#### Given data ####

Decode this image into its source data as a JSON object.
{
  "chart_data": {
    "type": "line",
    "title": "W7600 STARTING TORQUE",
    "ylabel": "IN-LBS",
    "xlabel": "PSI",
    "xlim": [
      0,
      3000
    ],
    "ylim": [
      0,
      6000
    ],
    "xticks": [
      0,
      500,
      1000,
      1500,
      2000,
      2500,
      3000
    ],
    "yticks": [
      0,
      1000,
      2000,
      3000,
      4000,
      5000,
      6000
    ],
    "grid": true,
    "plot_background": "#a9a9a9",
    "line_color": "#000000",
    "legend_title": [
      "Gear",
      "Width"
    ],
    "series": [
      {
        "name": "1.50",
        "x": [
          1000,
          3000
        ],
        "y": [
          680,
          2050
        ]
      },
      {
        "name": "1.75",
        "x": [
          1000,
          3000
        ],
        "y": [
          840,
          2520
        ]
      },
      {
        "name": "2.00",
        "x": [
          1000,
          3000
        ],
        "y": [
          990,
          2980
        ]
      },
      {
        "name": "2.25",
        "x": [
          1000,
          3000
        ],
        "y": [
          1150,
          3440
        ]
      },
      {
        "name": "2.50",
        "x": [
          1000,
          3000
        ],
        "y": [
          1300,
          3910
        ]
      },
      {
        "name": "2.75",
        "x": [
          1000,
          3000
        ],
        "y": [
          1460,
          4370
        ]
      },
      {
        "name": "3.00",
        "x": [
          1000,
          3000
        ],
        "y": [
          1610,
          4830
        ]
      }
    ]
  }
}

####
#### Given data ####

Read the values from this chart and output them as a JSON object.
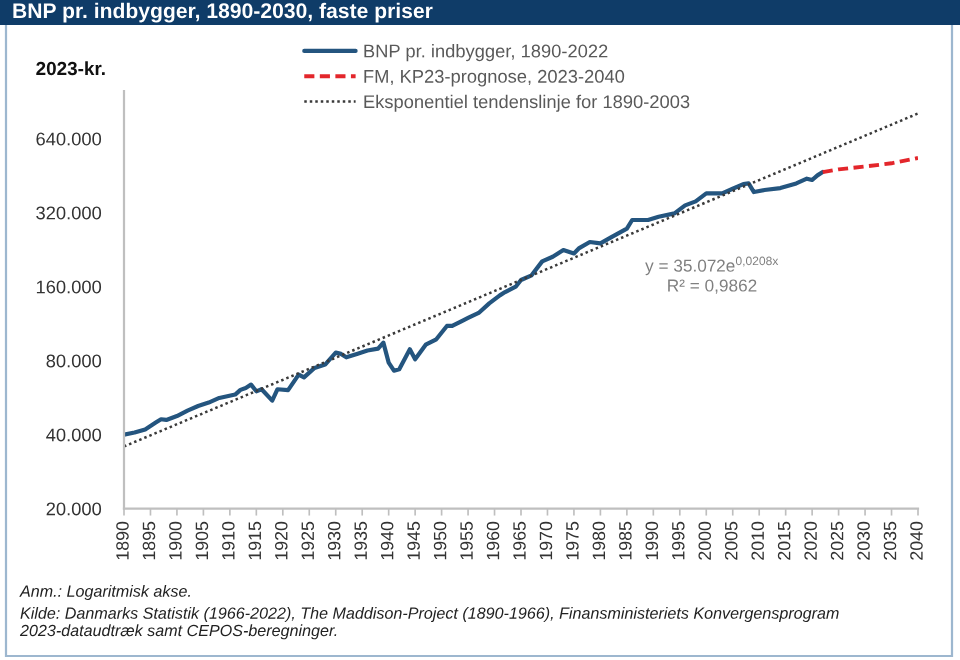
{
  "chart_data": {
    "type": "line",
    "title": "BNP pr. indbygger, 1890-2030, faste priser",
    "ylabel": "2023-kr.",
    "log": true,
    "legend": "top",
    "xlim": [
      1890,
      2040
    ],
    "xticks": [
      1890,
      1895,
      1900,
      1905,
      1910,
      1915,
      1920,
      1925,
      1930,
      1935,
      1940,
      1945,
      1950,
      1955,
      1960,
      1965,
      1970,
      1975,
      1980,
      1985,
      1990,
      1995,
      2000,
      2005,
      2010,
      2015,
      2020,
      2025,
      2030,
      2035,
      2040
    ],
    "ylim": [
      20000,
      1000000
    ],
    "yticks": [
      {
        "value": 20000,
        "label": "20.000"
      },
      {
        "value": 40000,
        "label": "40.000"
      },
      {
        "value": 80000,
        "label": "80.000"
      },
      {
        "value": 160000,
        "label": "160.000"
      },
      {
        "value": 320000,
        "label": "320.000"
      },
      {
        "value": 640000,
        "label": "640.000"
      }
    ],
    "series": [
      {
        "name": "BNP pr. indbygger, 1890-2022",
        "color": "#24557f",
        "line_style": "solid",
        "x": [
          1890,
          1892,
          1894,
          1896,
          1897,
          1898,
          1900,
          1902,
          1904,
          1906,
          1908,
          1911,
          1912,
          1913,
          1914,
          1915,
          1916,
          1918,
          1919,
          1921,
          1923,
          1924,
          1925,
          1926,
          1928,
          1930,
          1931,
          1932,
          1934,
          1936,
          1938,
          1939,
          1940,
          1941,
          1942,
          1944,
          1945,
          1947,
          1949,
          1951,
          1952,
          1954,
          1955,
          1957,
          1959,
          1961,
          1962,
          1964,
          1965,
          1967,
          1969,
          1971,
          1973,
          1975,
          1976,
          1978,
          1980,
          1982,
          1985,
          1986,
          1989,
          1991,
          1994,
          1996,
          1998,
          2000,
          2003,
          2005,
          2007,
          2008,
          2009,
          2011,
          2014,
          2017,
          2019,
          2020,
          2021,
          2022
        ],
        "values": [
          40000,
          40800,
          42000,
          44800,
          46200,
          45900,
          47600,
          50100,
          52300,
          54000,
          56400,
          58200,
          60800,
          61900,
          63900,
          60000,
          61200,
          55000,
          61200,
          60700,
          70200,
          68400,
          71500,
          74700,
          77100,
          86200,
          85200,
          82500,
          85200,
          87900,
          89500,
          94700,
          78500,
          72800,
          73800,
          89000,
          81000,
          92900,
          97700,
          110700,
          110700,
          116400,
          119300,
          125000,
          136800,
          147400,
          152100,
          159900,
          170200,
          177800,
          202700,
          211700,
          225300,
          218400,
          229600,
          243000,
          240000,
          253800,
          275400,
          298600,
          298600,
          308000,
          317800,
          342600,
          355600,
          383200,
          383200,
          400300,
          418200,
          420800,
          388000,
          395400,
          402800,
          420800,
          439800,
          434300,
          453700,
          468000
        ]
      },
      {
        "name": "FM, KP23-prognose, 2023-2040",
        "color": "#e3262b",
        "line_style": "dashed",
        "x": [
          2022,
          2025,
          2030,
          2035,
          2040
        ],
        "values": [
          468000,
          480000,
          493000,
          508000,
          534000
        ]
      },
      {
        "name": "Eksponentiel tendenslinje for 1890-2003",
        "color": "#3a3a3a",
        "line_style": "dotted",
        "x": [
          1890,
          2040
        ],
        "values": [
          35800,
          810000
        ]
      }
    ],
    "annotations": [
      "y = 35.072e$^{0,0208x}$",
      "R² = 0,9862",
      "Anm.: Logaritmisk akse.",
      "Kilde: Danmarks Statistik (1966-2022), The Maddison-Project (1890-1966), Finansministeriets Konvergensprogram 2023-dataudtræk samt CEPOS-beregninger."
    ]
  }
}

####

#### [What you will do]
Pick out and copy every line that contains the word "name".

#### [Final result]
        "name": "1.50",
        "name": "1.75",
        "name": "2.00",
        "name": "2.25",
        "name": "2.50",
        "name": "2.75",
        "name": "3.00",
        "name": "BNP pr. indbygger, 1890-2022",
        "name": "FM, KP23-prognose, 2023-2040",
        "name": "Eksponentiel tendenslinje for 1890-2003",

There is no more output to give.